__GIVEN TASK__:
Write out all lines holding the word "name".

__EXCERPTED RECORDS__:
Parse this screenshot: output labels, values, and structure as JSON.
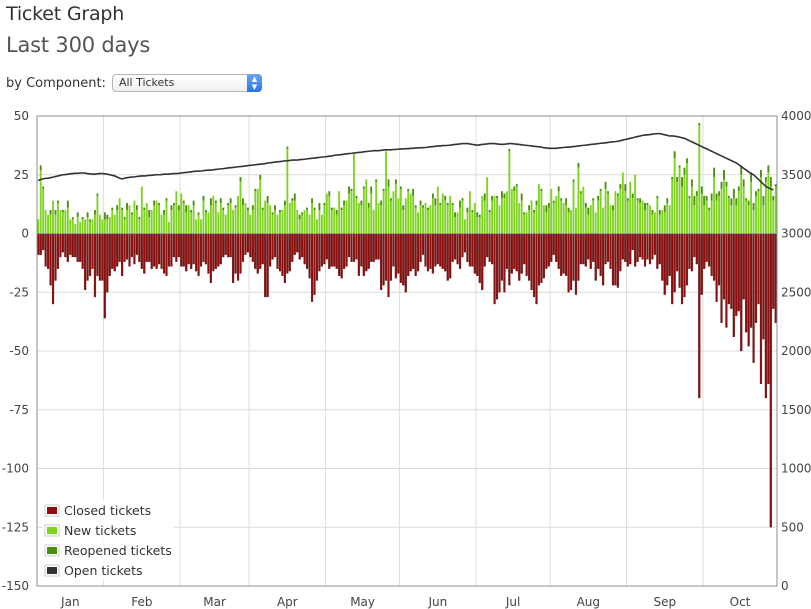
{
  "header": {
    "title": "Ticket Graph",
    "subtitle": "Last 300 days"
  },
  "filter": {
    "label": "by Component:",
    "selected": "All Tickets"
  },
  "colors": {
    "closed": "#8b0f0f",
    "new": "#7ed321",
    "reopened": "#4b8c12",
    "open": "#333333"
  },
  "chart_data": {
    "type": "bar",
    "grid": true,
    "legend_position": "bottom-left",
    "x_tick_labels": [
      "Jan",
      "Feb",
      "Mar",
      "Apr",
      "May",
      "Jun",
      "Jul",
      "Aug",
      "Sep",
      "Oct"
    ],
    "y_left": {
      "ticks": [
        50,
        25,
        0,
        -25,
        -50,
        -75,
        -100,
        -125,
        -150
      ],
      "range": [
        -150,
        50
      ]
    },
    "y_right": {
      "ticks": [
        4000,
        3500,
        3000,
        2500,
        2000,
        1500,
        1000,
        500,
        0
      ],
      "range": [
        0,
        4000
      ]
    },
    "days": 300,
    "series": [
      {
        "name": "Closed tickets",
        "axis": "left",
        "type": "bar",
        "color": "#8b0f0f",
        "values": [
          -9,
          -9,
          -7,
          -14,
          -15,
          -22,
          -30,
          -20,
          -15,
          -10,
          -8,
          -10,
          -12,
          -9,
          -10,
          -10,
          -12,
          -12,
          -15,
          -24,
          -20,
          -18,
          -15,
          -27,
          -18,
          -20,
          -20,
          -36,
          -25,
          -18,
          -15,
          -16,
          -14,
          -12,
          -18,
          -12,
          -11,
          -14,
          -10,
          -13,
          -9,
          -12,
          -15,
          -17,
          -12,
          -12,
          -15,
          -14,
          -15,
          -13,
          -15,
          -17,
          -18,
          -14,
          -14,
          -10,
          -12,
          -10,
          -14,
          -14,
          -16,
          -13,
          -15,
          -13,
          -16,
          -18,
          -14,
          -12,
          -13,
          -17,
          -21,
          -16,
          -15,
          -14,
          -13,
          -10,
          -9,
          -10,
          -10,
          -21,
          -17,
          -20,
          -17,
          -12,
          -9,
          -8,
          -10,
          -12,
          -15,
          -17,
          -15,
          -13,
          -27,
          -27,
          -14,
          -11,
          -10,
          -15,
          -16,
          -18,
          -21,
          -17,
          -16,
          -12,
          -9,
          -8,
          -11,
          -10,
          -13,
          -15,
          -19,
          -29,
          -26,
          -20,
          -16,
          -14,
          -13,
          -11,
          -15,
          -14,
          -14,
          -15,
          -18,
          -19,
          -15,
          -14,
          -10,
          -12,
          -12,
          -11,
          -18,
          -14,
          -18,
          -16,
          -15,
          -12,
          -12,
          -11,
          -11,
          -24,
          -22,
          -20,
          -27,
          -20,
          -14,
          -19,
          -17,
          -21,
          -22,
          -25,
          -18,
          -16,
          -15,
          -18,
          -16,
          -12,
          -9,
          -14,
          -16,
          -15,
          -17,
          -14,
          -13,
          -14,
          -15,
          -16,
          -20,
          -19,
          -12,
          -11,
          -13,
          -15,
          -10,
          -8,
          -12,
          -14,
          -14,
          -17,
          -18,
          -21,
          -24,
          -14,
          -10,
          -12,
          -13,
          -30,
          -28,
          -25,
          -20,
          -25,
          -15,
          -22,
          -17,
          -15,
          -16,
          -20,
          -17,
          -13,
          -18,
          -20,
          -24,
          -27,
          -30,
          -22,
          -21,
          -19,
          -15,
          -14,
          -12,
          -9,
          -12,
          -15,
          -18,
          -17,
          -18,
          -25,
          -24,
          -20,
          -26,
          -20,
          -13,
          -13,
          -14,
          -11,
          -15,
          -12,
          -20,
          -15,
          -18,
          -22,
          -13,
          -12,
          -15,
          -22,
          -22,
          -23,
          -16,
          -11,
          -12,
          -14,
          -13,
          -7,
          -14,
          -12,
          -10,
          -11,
          -14,
          -11,
          -13,
          -11,
          -9,
          -15,
          -13,
          -20,
          -26,
          -22,
          -18,
          -30,
          -25,
          -16,
          -23,
          -30,
          -27,
          -22,
          -15,
          -16,
          -10,
          -13,
          -70,
          -26,
          -15,
          -12,
          -14,
          -18,
          -20,
          -29,
          -22,
          -38,
          -28,
          -40,
          -30,
          -32,
          -44,
          -35,
          -33,
          -50,
          -28,
          -42,
          -48,
          -40,
          -55,
          -38,
          -30,
          -64,
          -45,
          -70,
          -64,
          -125,
          -32,
          -38,
          -48
        ]
      },
      {
        "name": "New tickets",
        "axis": "left",
        "type": "bar",
        "color": "#7ed321",
        "values": [
          6,
          27,
          19,
          10,
          8,
          8,
          14,
          8,
          13,
          10,
          9,
          10,
          11,
          6,
          6,
          4,
          7,
          5,
          6,
          6,
          7,
          5,
          6,
          8,
          16,
          8,
          6,
          6,
          6,
          7,
          10,
          8,
          10,
          15,
          10,
          6,
          10,
          12,
          8,
          14,
          10,
          6,
          20,
          10,
          13,
          7,
          10,
          12,
          14,
          12,
          8,
          8,
          14,
          5,
          10,
          12,
          18,
          10,
          17,
          13,
          9,
          12,
          9,
          12,
          6,
          8,
          6,
          14,
          9,
          9,
          12,
          16,
          13,
          9,
          13,
          10,
          8,
          12,
          13,
          10,
          11,
          16,
          22,
          12,
          13,
          10,
          8,
          10,
          18,
          19,
          23,
          10,
          14,
          13,
          12,
          8,
          10,
          8,
          9,
          10,
          12,
          36,
          13,
          14,
          14,
          10,
          6,
          8,
          10,
          10,
          8,
          13,
          10,
          6,
          10,
          8,
          12,
          17,
          16,
          10,
          11,
          8,
          18,
          10,
          12,
          14,
          17,
          18,
          34,
          15,
          13,
          12,
          19,
          23,
          11,
          17,
          10,
          22,
          13,
          12,
          18,
          35,
          20,
          14,
          18,
          21,
          15,
          19,
          10,
          15,
          18,
          17,
          16,
          11,
          9,
          12,
          11,
          13,
          10,
          12,
          15,
          12,
          20,
          12,
          17,
          14,
          12,
          16,
          12,
          7,
          9,
          11,
          14,
          6,
          9,
          18,
          9,
          13,
          7,
          7,
          16,
          14,
          24,
          9,
          14,
          16,
          15,
          12,
          15,
          15,
          18,
          35,
          19,
          18,
          20,
          13,
          14,
          8,
          9,
          10,
          14,
          9,
          12,
          21,
          18,
          12,
          9,
          11,
          19,
          13,
          16,
          18,
          14,
          13,
          12,
          9,
          10,
          22,
          11,
          28,
          17,
          20,
          11,
          8,
          12,
          14,
          9,
          14,
          18,
          11,
          19,
          17,
          12,
          10,
          18,
          16,
          19,
          26,
          18,
          14,
          22,
          15,
          25,
          14,
          13,
          14,
          10,
          12,
          12,
          8,
          9,
          15,
          8,
          10,
          9,
          13,
          12,
          23,
          32,
          22,
          28,
          20,
          25,
          30,
          15,
          20,
          12,
          16,
          46,
          17,
          12,
          14,
          10,
          14,
          24,
          14,
          16,
          19,
          23,
          20,
          15,
          12,
          15,
          12,
          18,
          25,
          20,
          14,
          12,
          22,
          10,
          16,
          18,
          24,
          12,
          22,
          26,
          20,
          14,
          20,
          18,
          12
        ]
      },
      {
        "name": "Reopened tickets",
        "axis": "left",
        "type": "bar",
        "color": "#4b8c12",
        "values": [
          0,
          2,
          1,
          0,
          0,
          2,
          0,
          2,
          1,
          0,
          1,
          0,
          3,
          0,
          1,
          0,
          2,
          0,
          1,
          0,
          2,
          1,
          0,
          2,
          1,
          0,
          0,
          3,
          2,
          0,
          1,
          0,
          2,
          0,
          1,
          1,
          3,
          0,
          1,
          0,
          2,
          1,
          0,
          1,
          0,
          3,
          0,
          2,
          0,
          1,
          0,
          2,
          1,
          0,
          2,
          1,
          0,
          2,
          0,
          1,
          3,
          0,
          1,
          2,
          0,
          1,
          0,
          2,
          1,
          0,
          3,
          0,
          1,
          0,
          2,
          1,
          0,
          1,
          2,
          0,
          1,
          0,
          2,
          3,
          0,
          1,
          0,
          2,
          1,
          0,
          2,
          1,
          0,
          3,
          0,
          1,
          2,
          0,
          1,
          0,
          2,
          1,
          0,
          1,
          3,
          0,
          2,
          1,
          0,
          1,
          0,
          2,
          1,
          0,
          3,
          0,
          1,
          0,
          2,
          1,
          0,
          2,
          0,
          1,
          2,
          0,
          3,
          1,
          0,
          1,
          0,
          2,
          1,
          0,
          2,
          3,
          0,
          1,
          0,
          2,
          1,
          0,
          3,
          1,
          0,
          2,
          0,
          1,
          2,
          0,
          1,
          0,
          3,
          1,
          0,
          2,
          1,
          0,
          1,
          0,
          2,
          3,
          0,
          1,
          0,
          2,
          1,
          0,
          1,
          2,
          0,
          3,
          1,
          0,
          2,
          0,
          1,
          0,
          2,
          1,
          0,
          3,
          0,
          1,
          2,
          0,
          1,
          0,
          3,
          2,
          0,
          1,
          0,
          2,
          1,
          0,
          3,
          1,
          0,
          2,
          0,
          1,
          2,
          0,
          1,
          0,
          3,
          2,
          0,
          1,
          0,
          2,
          1,
          0,
          3,
          2,
          0,
          1,
          0,
          2,
          1,
          0,
          2,
          3,
          0,
          1,
          0,
          2,
          1,
          0,
          3,
          1,
          0,
          2,
          0,
          1,
          2,
          0,
          3,
          1,
          0,
          2,
          0,
          1,
          2,
          0,
          3,
          1,
          0,
          2,
          0,
          1,
          2,
          0,
          3,
          2,
          0,
          1,
          3,
          2,
          1,
          4,
          3,
          2,
          1,
          3,
          4,
          2,
          1,
          3,
          4,
          2,
          1,
          3,
          4,
          3,
          2,
          3,
          4,
          2,
          1,
          3,
          4,
          3,
          2,
          4,
          3,
          1,
          2,
          4,
          3,
          2,
          1,
          3,
          4,
          2,
          3,
          4,
          2,
          1,
          3,
          4,
          2,
          1
        ]
      },
      {
        "name": "Open tickets",
        "axis": "right",
        "type": "line",
        "color": "#333333",
        "values": [
          3450,
          3460,
          3465,
          3470,
          3470,
          3475,
          3480,
          3485,
          3490,
          3495,
          3500,
          3502,
          3505,
          3508,
          3510,
          3512,
          3512,
          3515,
          3515,
          3513,
          3510,
          3508,
          3505,
          3505,
          3508,
          3510,
          3510,
          3508,
          3505,
          3500,
          3495,
          3490,
          3480,
          3470,
          3465,
          3470,
          3475,
          3478,
          3480,
          3482,
          3485,
          3488,
          3490,
          3490,
          3492,
          3495,
          3495,
          3498,
          3500,
          3500,
          3502,
          3505,
          3505,
          3505,
          3508,
          3510,
          3510,
          3512,
          3515,
          3518,
          3520,
          3522,
          3525,
          3528,
          3530,
          3530,
          3532,
          3535,
          3538,
          3540,
          3540,
          3542,
          3545,
          3548,
          3550,
          3552,
          3555,
          3558,
          3560,
          3562,
          3565,
          3568,
          3570,
          3572,
          3575,
          3578,
          3580,
          3582,
          3585,
          3588,
          3590,
          3592,
          3595,
          3600,
          3602,
          3605,
          3608,
          3610,
          3612,
          3615,
          3618,
          3620,
          3622,
          3625,
          3625,
          3625,
          3628,
          3630,
          3632,
          3635,
          3638,
          3640,
          3642,
          3645,
          3648,
          3650,
          3652,
          3655,
          3658,
          3660,
          3665,
          3668,
          3670,
          3672,
          3675,
          3678,
          3680,
          3682,
          3685,
          3688,
          3690,
          3692,
          3695,
          3698,
          3700,
          3702,
          3705,
          3705,
          3705,
          3708,
          3710,
          3712,
          3712,
          3712,
          3715,
          3715,
          3718,
          3720,
          3720,
          3722,
          3722,
          3725,
          3725,
          3728,
          3728,
          3730,
          3730,
          3732,
          3735,
          3738,
          3740,
          3742,
          3745,
          3745,
          3748,
          3748,
          3750,
          3752,
          3755,
          3758,
          3760,
          3762,
          3765,
          3765,
          3765,
          3762,
          3758,
          3755,
          3752,
          3755,
          3758,
          3760,
          3762,
          3765,
          3765,
          3765,
          3762,
          3760,
          3758,
          3760,
          3762,
          3765,
          3765,
          3762,
          3760,
          3758,
          3755,
          3752,
          3750,
          3748,
          3745,
          3742,
          3740,
          3738,
          3735,
          3730,
          3728,
          3725,
          3725,
          3725,
          3725,
          3728,
          3730,
          3732,
          3735,
          3735,
          3738,
          3740,
          3742,
          3745,
          3748,
          3750,
          3752,
          3755,
          3758,
          3760,
          3762,
          3765,
          3768,
          3770,
          3772,
          3775,
          3778,
          3780,
          3782,
          3785,
          3790,
          3795,
          3800,
          3805,
          3810,
          3815,
          3820,
          3825,
          3830,
          3835,
          3838,
          3840,
          3842,
          3845,
          3848,
          3850,
          3850,
          3845,
          3840,
          3835,
          3830,
          3830,
          3828,
          3825,
          3820,
          3815,
          3810,
          3800,
          3790,
          3780,
          3770,
          3760,
          3750,
          3740,
          3730,
          3720,
          3710,
          3700,
          3690,
          3680,
          3670,
          3660,
          3650,
          3640,
          3630,
          3620,
          3610,
          3600,
          3585,
          3570,
          3555,
          3540,
          3525,
          3510,
          3500,
          3480,
          3460,
          3440,
          3420,
          3400,
          3390,
          3380,
          3370
        ]
      }
    ]
  }
}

__FINAL RESULT__:
        "name": "Closed tickets",
        "name": "New tickets",
        "name": "Reopened tickets",
        "name": "Open tickets",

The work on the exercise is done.